*What this task involves*:
Find the lines holding "zemědělského" and copy them.

=== Entries ===

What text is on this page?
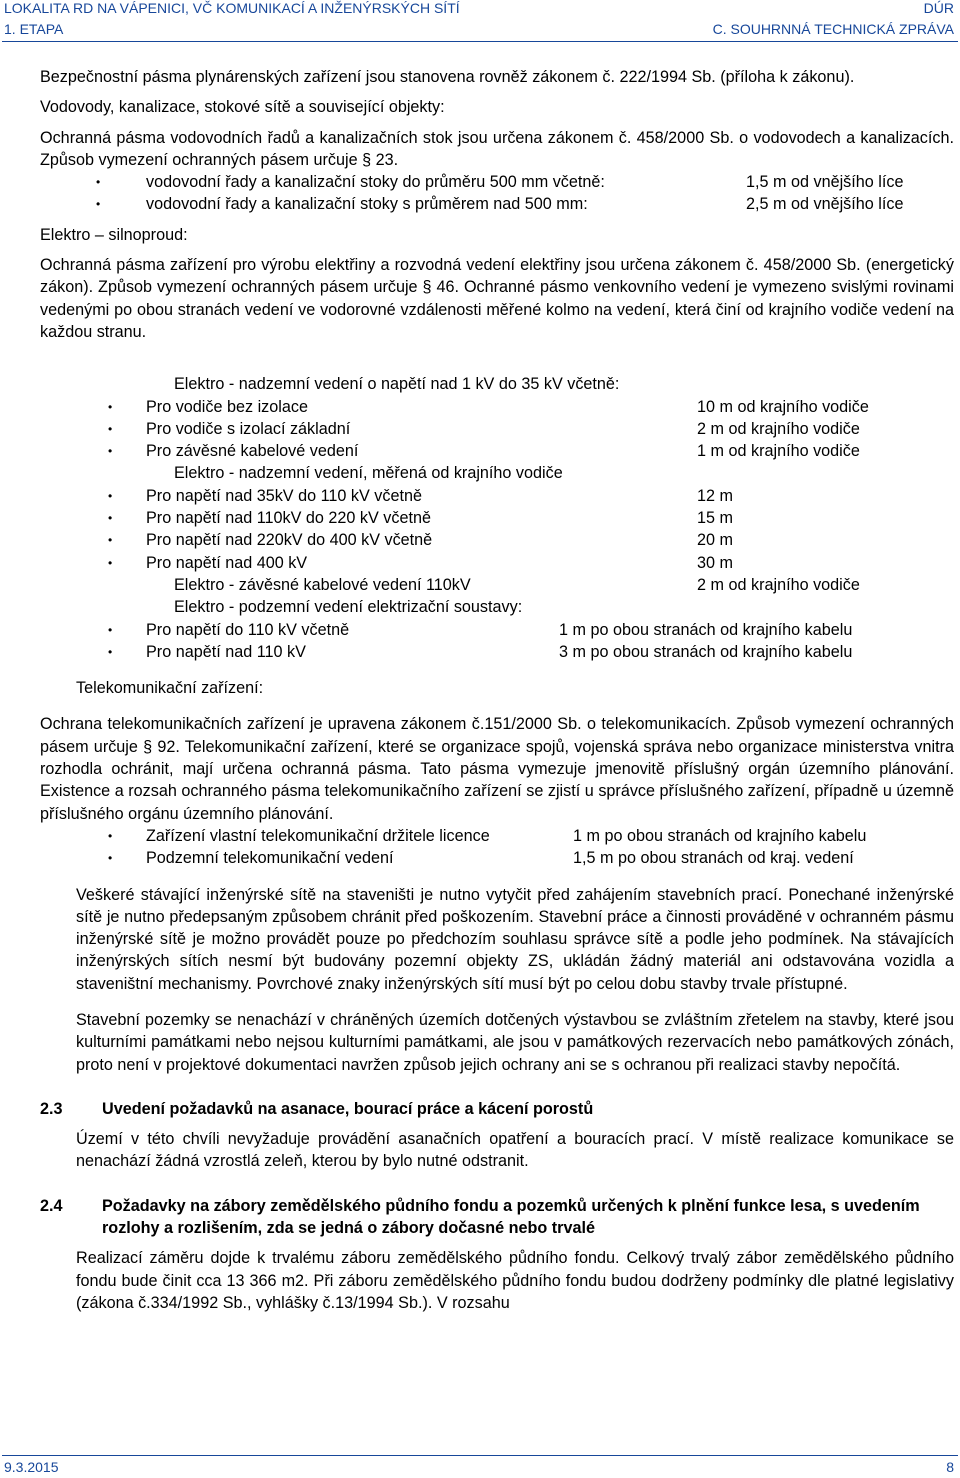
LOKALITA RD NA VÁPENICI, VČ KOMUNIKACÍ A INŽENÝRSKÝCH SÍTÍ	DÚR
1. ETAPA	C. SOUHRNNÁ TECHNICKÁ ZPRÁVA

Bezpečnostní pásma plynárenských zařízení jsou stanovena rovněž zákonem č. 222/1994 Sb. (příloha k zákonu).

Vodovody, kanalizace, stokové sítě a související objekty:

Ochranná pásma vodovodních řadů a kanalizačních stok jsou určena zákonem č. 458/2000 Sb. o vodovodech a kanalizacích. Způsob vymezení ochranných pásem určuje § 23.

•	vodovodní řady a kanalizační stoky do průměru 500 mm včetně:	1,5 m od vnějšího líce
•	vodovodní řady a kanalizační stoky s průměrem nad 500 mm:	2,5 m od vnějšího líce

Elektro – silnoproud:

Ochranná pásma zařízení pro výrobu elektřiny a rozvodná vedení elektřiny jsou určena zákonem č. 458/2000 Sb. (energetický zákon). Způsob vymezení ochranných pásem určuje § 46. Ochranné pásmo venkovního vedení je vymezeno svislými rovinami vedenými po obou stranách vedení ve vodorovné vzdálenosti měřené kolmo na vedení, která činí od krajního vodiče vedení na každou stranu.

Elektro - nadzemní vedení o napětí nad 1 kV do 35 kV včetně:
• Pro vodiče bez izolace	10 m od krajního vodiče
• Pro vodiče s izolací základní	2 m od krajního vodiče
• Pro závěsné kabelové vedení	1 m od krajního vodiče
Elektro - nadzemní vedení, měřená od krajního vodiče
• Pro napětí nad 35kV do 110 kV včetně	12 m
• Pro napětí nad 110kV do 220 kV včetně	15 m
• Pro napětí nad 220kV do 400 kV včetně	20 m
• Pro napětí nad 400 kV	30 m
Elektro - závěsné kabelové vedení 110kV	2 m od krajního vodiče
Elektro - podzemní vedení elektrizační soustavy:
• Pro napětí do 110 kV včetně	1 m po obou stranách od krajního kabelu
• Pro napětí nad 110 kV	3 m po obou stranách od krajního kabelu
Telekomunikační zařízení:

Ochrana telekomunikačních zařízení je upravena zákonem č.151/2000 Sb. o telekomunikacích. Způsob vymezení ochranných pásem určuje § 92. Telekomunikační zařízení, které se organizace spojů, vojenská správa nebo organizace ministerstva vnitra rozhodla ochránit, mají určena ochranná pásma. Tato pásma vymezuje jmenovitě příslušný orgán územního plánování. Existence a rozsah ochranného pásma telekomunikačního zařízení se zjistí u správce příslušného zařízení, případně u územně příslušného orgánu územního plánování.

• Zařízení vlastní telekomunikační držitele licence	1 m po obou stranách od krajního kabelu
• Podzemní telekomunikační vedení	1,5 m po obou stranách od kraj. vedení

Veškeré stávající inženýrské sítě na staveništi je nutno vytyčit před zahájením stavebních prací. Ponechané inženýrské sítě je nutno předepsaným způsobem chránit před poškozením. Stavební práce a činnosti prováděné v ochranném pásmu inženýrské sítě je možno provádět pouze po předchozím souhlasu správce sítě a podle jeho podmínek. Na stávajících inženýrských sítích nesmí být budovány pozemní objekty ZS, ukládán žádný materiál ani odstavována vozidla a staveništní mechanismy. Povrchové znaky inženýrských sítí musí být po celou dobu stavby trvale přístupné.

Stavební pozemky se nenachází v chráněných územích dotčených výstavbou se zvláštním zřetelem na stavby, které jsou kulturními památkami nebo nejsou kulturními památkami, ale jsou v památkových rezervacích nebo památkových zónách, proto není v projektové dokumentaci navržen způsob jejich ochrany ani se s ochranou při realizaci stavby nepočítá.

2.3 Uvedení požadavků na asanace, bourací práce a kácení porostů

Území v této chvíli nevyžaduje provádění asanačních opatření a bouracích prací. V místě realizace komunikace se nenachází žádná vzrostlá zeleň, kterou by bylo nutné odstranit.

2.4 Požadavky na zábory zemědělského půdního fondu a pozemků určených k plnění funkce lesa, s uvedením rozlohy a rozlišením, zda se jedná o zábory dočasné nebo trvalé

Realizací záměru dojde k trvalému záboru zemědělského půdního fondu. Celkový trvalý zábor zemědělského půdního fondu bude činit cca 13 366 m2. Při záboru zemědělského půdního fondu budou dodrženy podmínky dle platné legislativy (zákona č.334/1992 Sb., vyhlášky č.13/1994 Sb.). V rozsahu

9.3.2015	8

===
=== Entries ===

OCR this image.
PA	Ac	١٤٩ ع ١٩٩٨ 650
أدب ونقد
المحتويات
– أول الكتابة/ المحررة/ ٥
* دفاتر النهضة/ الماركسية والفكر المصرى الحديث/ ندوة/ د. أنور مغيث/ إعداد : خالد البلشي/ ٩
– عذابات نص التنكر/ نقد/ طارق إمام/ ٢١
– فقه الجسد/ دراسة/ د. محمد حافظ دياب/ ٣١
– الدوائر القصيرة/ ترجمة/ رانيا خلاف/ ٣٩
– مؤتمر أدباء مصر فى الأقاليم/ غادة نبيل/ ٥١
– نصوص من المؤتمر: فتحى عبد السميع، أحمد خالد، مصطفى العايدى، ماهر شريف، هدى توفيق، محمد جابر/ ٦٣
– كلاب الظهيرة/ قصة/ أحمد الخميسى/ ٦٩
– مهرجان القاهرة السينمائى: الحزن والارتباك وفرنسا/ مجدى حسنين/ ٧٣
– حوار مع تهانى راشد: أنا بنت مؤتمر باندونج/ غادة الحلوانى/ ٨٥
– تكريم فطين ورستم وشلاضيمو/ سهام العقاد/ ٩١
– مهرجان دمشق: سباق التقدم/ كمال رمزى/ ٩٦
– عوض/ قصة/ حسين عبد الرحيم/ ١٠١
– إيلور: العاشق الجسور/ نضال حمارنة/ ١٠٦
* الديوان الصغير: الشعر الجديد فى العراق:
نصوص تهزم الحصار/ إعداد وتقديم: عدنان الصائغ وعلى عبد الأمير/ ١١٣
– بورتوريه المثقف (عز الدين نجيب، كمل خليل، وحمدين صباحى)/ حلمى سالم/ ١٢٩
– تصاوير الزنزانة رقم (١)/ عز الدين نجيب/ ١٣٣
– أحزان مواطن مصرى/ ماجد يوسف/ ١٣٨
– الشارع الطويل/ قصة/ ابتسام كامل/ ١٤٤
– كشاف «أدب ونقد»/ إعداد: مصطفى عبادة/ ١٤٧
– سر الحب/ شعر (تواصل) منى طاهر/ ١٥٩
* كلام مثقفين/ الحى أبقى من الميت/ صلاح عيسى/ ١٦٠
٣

===

*Problem solution*:
2.4 Požadavky na zábory zemědělského půdního fondu a pozemků určených k plnění funkce lesa, s uvedením rozlohy a rozlišením, zda se jedná o zábory dočasné nebo trvalé
Realizací záměru dojde k trvalému záboru zemědělského půdního fondu. Celkový trvalý zábor zemědělského půdního fondu bude činit cca 13 366 m2. Při záboru zemědělského půdního fondu budou dodrženy podmínky dle platné legislativy (zákona č.334/1992 Sb., vyhlášky č.13/1994 Sb.). V rozsahu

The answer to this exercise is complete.